━━ TRECHO FORNECIDO

Isso se relaciona muito com algo que eu conversei com uma das curadoras da FLIMA, há algumas semanas quando anunciaram Hatoum como autor homenageado. Cristiane Tavares, doutora em educação pela Unifesp e mestra em literatura e crítica literária pela Unicamp, destacou a relação entre o autor homenageado e o tema “deslocamentos e pertencimentos” para a revista O Odisseu:
“A obra de Milton Hatoum dialoga de forma muito contundente com o tema da FLIMA 2025: Deslocamentos e pertencimentos. Tanto no ponto de vista ético, quanto esteticamente falando. Há, na poética deste autor, provocações sobre as relações entre identidade, território, poder e privilégio, opressão e liberdade. Uma voz, sem dúvida, indignada com o seu tempo e irmandade com desejos de justiça e paz”.

Não por acaso, Milton Hatoum é hoje um dos escritores brasileiros mais lidos no mundo! Sua obra não apenas transita no cenário nacional, mas ele (que também já foi professor de literatura brasileira na Federal do Amazonas e em Berkeley) é lido na Europa, Oriente Médio e África. Em 2018, ganhou o Prix Roger Callois pour la Littérature Latino-Américaine, na França, pelo conjunto da obra. Hatoum circula no mundo e ele mesmo parece ter noção disso. Em entrevista aos pesquisadores Lohanna Machado e Wanderley Corino Nunes Filho (2018, leia aqui), ele falou um pouco sobre a recepção de sua obra no mundo e sobre as comparações com outros autores estrangeiros:
Cada país tenta relacionar o livro traduzido com a sua cultura. Na França, o resenhista do ‘Le Monde’ citou a influência de Proust no ‘Relato de um certo Oriente’. O jornal inglês ‘The Guardian’ falou na influência de uma novela de Henry James no ‘Dois irmãos’. Na Itália, como é natural, a crítica mencionou o mito como ponto de partida para esse romance. Mas geralmente a influência da literatura brasileira não é mencionada no exterior. Essa é a vantagem da crítica latino-americana, que conhece a nossa literatura e também as literaturas estrangeiras. Devo muita coisa à leitura de obras de Machado de Assis, Graciliano Ramos, Guimarães Rosa, Drummond, Bandeira, mas poucos jornalistas literários estrangeiros têm familiaridade com a obra desses autores. Então eles escrevem uma impressão de leitura a partir do repertório deles, como se Machado não existisse. E o diabo é que eu não teria escrito o ‘Dois irmãos’ sem a leitura de Esaú e Jacó.

━━━━

▸ EXERCÍCIO PROPOSTO: No texto sobre Milton Hatoum, sem a leitura de qual livro ele diz que não teria escrito "Dois irmãos"?

━━ DADOS APRESENTADOS

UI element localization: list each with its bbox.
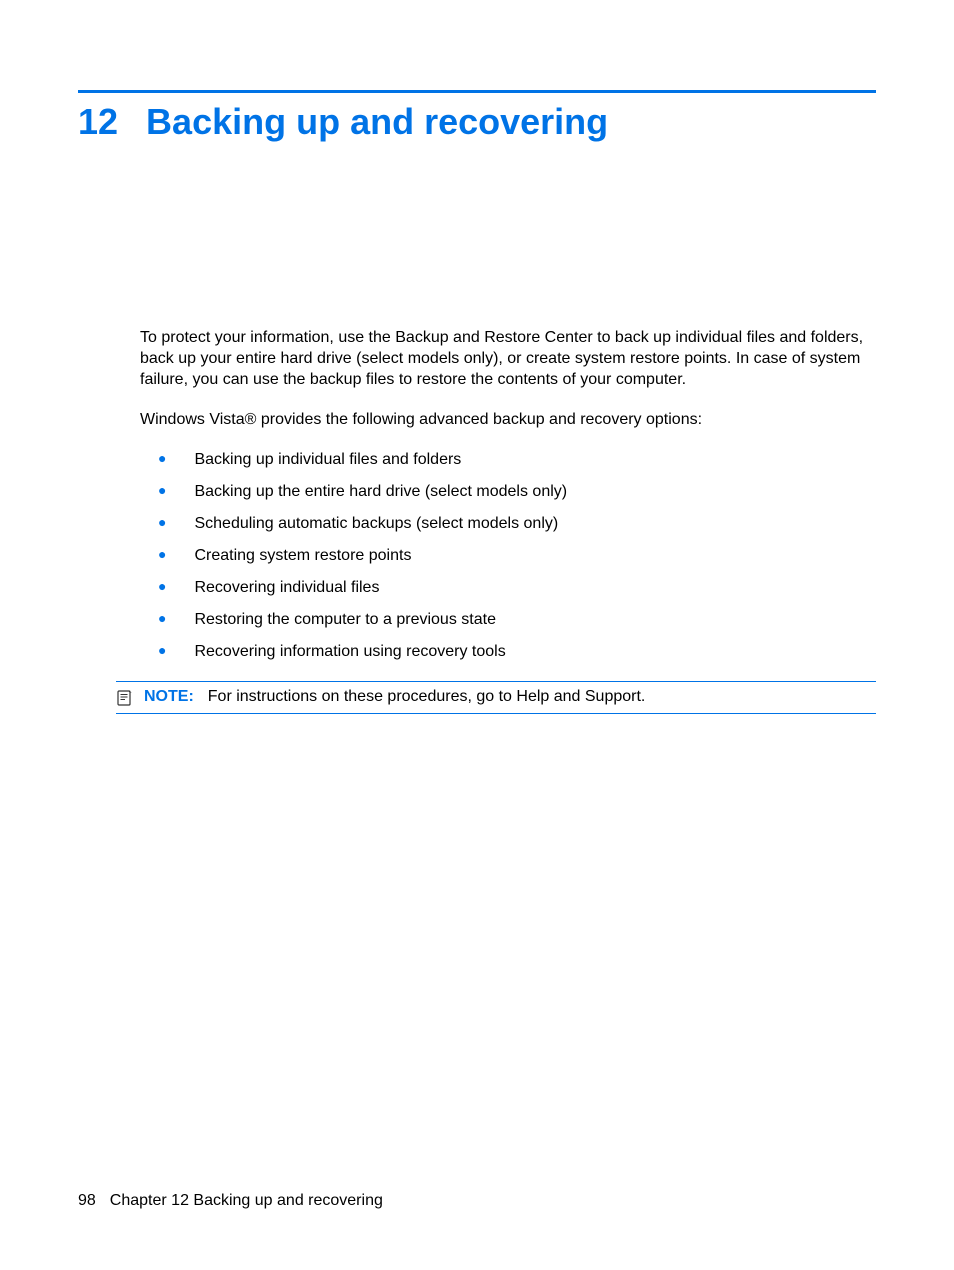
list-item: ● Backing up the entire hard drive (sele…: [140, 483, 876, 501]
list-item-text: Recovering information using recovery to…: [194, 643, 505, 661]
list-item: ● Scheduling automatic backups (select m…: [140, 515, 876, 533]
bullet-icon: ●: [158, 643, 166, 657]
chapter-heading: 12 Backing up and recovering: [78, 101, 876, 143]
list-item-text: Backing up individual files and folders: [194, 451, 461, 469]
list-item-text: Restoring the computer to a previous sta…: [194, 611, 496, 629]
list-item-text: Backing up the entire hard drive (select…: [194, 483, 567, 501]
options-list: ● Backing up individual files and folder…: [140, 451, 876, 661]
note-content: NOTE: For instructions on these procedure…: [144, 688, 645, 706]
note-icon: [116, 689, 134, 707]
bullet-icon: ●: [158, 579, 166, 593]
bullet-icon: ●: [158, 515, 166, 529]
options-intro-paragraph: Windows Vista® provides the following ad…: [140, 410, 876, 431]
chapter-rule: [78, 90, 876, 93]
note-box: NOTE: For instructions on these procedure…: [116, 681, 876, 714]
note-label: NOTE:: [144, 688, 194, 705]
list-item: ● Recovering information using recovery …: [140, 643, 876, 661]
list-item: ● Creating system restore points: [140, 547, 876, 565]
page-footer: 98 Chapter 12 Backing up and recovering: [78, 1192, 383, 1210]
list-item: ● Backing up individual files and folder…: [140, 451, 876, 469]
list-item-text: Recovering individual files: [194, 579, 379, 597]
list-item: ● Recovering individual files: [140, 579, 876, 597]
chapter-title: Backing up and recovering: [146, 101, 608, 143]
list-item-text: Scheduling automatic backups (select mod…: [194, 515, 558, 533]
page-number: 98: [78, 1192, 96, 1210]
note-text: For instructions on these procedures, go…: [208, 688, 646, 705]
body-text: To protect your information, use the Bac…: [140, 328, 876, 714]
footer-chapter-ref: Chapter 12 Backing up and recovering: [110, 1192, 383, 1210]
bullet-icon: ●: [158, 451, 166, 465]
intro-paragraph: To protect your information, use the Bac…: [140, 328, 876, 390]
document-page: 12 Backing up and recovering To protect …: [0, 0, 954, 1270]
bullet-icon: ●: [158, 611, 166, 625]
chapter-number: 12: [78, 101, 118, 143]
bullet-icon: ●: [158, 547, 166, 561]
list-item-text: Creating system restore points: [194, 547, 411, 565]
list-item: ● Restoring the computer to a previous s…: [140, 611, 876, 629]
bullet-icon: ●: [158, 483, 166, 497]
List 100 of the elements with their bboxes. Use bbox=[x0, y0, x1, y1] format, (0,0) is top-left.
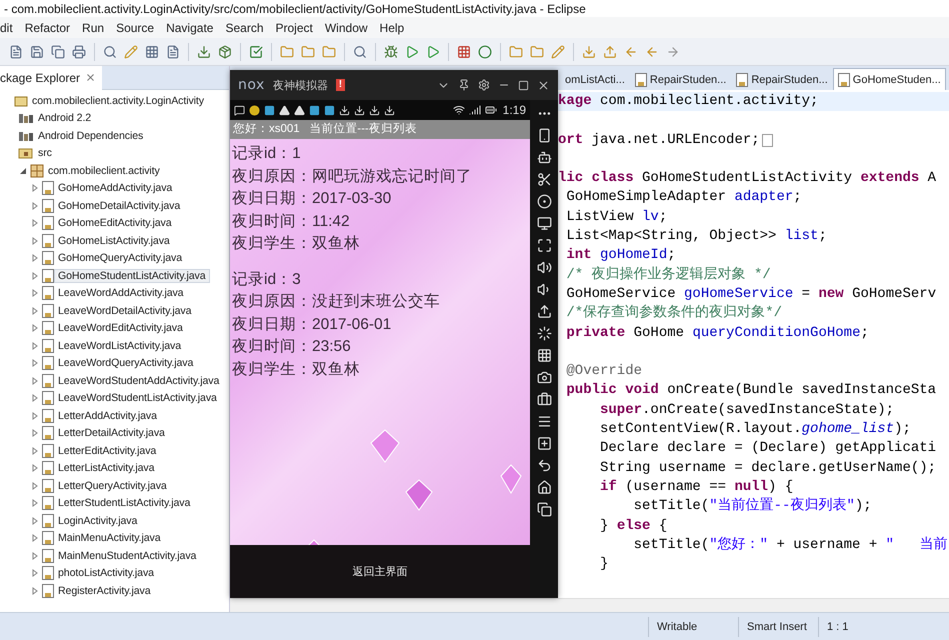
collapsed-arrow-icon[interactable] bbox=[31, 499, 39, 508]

━━━━

▸ RESULTADO: Esaú e Jacó.